▶ **WRITTEN REQUEST**:
Wherever the string "color" occurs in a line of these records, report that line.

(Dataset rows)
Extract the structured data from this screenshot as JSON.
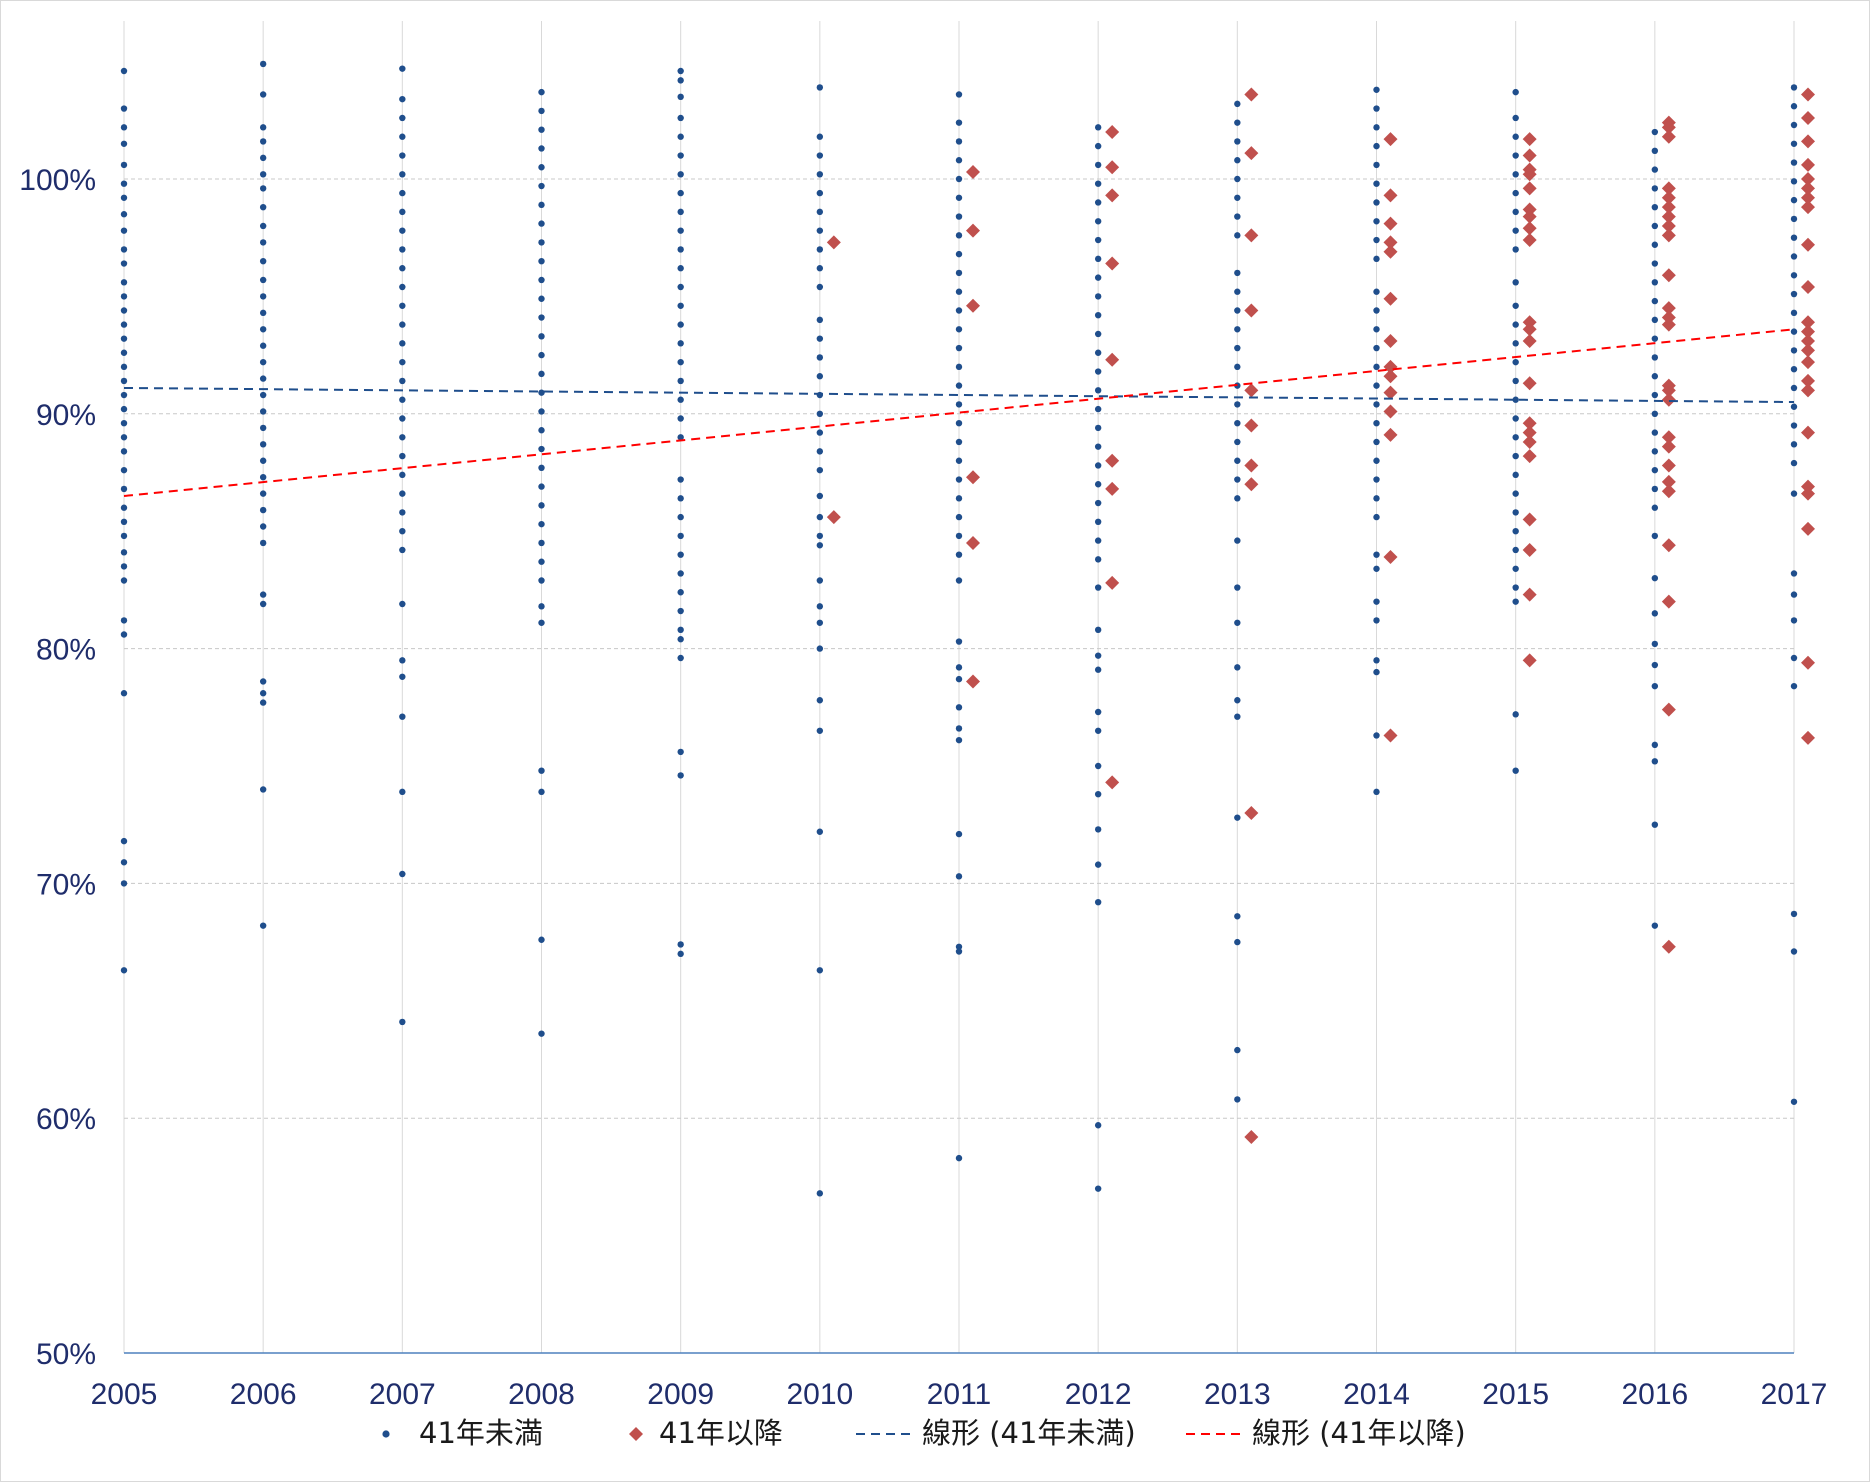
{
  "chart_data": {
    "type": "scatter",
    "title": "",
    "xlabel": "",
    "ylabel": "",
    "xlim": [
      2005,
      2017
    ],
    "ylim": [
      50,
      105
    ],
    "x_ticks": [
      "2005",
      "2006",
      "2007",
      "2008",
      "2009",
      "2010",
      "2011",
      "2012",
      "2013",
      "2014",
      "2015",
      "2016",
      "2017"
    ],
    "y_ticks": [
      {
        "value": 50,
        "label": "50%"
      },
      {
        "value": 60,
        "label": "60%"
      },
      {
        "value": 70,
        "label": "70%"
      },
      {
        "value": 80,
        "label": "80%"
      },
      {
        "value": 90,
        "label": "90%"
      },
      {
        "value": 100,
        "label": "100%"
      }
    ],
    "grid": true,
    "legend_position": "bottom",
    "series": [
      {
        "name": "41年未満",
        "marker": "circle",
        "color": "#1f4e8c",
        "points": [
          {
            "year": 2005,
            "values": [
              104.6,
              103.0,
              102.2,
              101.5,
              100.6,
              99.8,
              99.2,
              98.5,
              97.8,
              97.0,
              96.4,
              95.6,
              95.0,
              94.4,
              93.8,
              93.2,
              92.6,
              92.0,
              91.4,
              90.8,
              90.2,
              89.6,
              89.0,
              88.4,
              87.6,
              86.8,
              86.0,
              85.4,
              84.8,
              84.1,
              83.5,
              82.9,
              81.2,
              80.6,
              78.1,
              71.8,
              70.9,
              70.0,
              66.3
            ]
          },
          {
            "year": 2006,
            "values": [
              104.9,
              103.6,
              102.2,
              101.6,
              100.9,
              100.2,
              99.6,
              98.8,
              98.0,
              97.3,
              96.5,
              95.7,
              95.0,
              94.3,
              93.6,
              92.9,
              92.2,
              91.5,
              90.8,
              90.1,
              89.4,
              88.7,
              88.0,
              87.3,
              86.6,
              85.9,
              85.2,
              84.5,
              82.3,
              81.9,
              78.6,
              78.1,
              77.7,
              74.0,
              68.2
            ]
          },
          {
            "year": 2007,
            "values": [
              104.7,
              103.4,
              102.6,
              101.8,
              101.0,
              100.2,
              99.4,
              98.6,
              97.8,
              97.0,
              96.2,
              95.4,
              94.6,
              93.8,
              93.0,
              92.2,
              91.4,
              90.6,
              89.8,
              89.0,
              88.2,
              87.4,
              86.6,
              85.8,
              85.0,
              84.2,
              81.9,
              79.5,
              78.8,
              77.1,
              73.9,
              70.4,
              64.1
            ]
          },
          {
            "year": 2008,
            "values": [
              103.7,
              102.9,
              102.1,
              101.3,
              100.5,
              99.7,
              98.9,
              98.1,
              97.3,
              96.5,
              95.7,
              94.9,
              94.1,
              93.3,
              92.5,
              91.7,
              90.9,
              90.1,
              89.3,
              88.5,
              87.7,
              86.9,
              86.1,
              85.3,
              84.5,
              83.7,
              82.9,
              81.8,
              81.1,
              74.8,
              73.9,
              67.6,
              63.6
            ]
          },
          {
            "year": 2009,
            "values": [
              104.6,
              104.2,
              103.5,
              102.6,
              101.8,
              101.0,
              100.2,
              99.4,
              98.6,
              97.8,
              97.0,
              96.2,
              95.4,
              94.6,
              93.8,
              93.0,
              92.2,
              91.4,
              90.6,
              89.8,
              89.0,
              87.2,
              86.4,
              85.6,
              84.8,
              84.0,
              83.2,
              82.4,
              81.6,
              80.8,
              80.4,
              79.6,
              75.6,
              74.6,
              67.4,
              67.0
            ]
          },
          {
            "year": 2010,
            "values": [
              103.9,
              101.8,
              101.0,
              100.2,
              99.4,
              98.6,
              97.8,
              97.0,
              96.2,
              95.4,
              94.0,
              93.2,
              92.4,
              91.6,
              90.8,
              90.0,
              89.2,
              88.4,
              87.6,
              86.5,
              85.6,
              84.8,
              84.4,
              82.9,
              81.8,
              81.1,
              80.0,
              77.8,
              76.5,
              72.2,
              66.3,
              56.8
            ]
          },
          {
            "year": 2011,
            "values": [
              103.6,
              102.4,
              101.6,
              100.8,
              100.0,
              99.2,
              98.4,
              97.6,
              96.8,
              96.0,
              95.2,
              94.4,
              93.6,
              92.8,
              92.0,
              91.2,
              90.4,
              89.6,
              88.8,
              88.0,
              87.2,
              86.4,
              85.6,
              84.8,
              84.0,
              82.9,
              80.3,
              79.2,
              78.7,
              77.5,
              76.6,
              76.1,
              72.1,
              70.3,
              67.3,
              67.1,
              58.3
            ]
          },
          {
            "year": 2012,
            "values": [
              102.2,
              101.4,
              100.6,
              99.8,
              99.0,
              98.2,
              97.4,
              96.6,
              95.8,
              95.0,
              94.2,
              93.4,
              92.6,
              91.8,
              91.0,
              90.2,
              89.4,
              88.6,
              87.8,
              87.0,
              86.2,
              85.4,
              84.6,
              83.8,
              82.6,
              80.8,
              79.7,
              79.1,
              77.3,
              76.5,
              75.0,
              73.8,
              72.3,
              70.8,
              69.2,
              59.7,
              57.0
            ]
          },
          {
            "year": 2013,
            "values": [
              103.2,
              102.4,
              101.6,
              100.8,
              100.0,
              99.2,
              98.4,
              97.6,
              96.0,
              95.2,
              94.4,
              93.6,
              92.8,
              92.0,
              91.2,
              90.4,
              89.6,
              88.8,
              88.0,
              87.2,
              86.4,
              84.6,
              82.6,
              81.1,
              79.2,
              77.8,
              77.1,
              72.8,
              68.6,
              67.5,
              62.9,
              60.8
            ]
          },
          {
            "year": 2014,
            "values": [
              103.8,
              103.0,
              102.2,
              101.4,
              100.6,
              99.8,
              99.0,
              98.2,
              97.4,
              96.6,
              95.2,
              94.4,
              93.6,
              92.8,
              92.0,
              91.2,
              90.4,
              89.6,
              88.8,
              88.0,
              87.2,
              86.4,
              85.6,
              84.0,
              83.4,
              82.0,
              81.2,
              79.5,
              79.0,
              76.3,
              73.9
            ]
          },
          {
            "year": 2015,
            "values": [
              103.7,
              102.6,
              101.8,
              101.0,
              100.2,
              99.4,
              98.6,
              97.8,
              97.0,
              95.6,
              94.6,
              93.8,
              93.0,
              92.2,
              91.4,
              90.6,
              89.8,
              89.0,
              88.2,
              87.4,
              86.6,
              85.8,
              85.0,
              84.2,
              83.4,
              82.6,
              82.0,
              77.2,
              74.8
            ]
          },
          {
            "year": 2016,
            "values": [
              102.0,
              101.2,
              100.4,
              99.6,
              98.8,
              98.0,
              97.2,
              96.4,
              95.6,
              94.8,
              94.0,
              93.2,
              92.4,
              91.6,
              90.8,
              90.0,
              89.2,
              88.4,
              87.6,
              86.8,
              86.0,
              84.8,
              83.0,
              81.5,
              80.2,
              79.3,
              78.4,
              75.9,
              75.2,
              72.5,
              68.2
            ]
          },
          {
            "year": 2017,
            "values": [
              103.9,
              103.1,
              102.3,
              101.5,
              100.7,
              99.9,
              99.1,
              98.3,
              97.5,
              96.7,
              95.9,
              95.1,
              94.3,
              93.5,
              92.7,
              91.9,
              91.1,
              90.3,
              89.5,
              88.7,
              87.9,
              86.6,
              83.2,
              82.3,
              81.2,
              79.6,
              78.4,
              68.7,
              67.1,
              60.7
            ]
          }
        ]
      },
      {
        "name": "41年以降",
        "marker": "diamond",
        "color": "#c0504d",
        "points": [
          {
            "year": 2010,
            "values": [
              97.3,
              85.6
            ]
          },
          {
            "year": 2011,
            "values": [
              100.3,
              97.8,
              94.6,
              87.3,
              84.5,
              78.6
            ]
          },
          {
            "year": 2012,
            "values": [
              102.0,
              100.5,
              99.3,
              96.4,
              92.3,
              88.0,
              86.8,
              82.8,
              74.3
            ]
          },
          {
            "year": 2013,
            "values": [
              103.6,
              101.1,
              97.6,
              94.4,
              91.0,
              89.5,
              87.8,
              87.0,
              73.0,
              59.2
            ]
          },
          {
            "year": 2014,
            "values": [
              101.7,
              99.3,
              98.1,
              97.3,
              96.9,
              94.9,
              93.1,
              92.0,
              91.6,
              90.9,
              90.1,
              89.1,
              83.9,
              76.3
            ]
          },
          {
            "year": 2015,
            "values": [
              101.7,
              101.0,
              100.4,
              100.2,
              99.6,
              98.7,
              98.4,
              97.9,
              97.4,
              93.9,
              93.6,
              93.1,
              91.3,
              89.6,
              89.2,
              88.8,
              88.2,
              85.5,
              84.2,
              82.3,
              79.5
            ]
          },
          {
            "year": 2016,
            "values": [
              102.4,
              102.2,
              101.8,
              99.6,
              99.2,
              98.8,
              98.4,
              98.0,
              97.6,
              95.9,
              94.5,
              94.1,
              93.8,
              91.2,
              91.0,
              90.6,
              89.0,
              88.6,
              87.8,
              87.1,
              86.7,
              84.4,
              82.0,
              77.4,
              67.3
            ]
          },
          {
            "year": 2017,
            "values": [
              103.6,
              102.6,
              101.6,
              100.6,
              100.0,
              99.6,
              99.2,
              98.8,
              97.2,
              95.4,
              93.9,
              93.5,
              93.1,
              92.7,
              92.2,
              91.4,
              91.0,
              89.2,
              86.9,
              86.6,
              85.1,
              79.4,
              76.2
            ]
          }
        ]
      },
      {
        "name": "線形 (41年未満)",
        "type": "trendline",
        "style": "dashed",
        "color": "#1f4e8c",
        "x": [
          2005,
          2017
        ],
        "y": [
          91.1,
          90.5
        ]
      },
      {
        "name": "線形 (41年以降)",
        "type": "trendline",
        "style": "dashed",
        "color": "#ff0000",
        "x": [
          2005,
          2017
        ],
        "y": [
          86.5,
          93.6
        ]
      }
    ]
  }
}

▶ **FINAL RESULT**:
        "color": "#1f4e8c",
        "color": "#c0504d",
        "color": "#1f4e8c",
        "color": "#ff0000",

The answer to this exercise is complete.